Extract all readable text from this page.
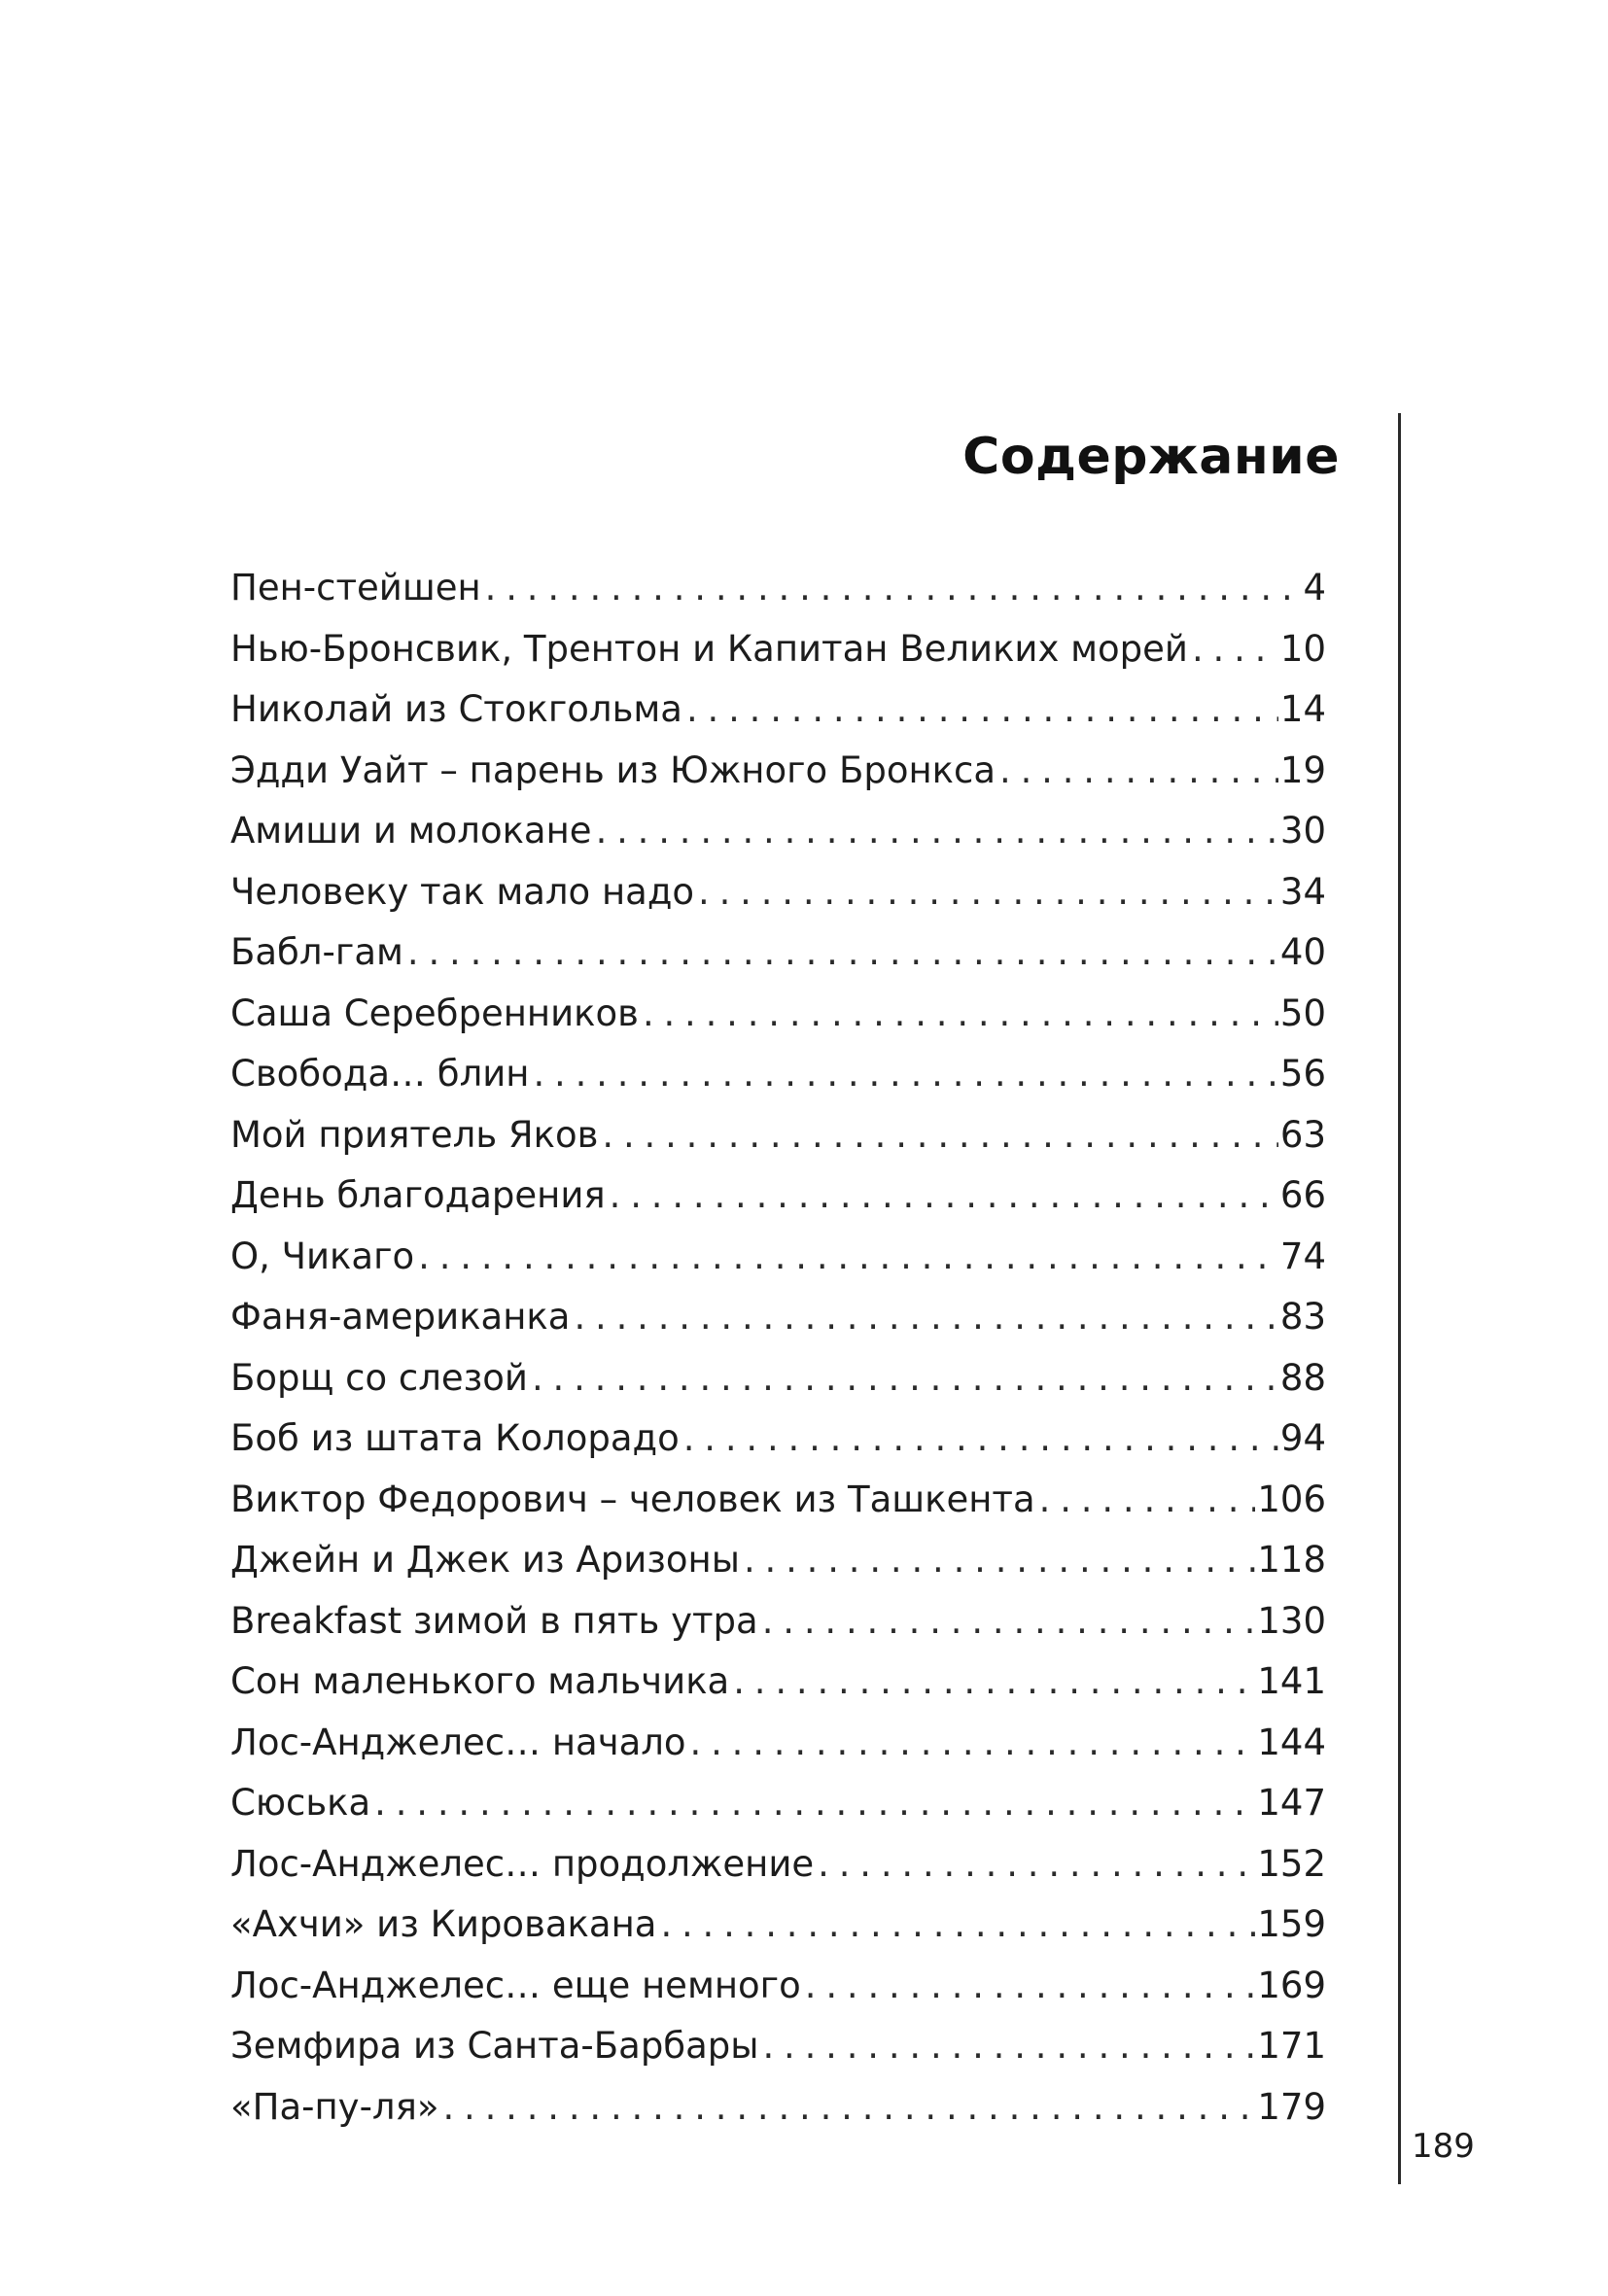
Содержание
Пен-стейшен .....	4
Нью-Бронсвик, Трентон и Капитан Великих морей .....	10
Николай из Стокгольма .....	14
Эдди Уайт – парень из Южного Бронкса .....	19
Амиши и молокане .....	30
Человеку так мало надо .....	34
Бабл-гам .....	40
Саша Серебренников .....	50
Свобода… блин .....	56
Мой приятель Яков .....	63
День благодарения .....	66
О, Чикаго .....	74
Фаня-американка .....	83
Борщ со слезой .....	88
Боб из штата Колорадо .....	94
Виктор Федорович – человек из Ташкента .....	106
Джейн и Джек из Аризоны .....	118
Breakfast зимой в пять утра .....	130
Сон маленького мальчика .....	141
Лос-Анджелес… начало .....	144
Сюська .....	147
Лос-Анджелес… продолжение .....	152
«Ахчи» из Кировакана .....	159
Лос-Анджелес… еще немного .....	169
Земфира из Санта-Барбары .....	171
«Па-пу-ля» .....	179
189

-------

Report the number of lines in the listing where the string "Анджелес" appears, and nothing besides.

3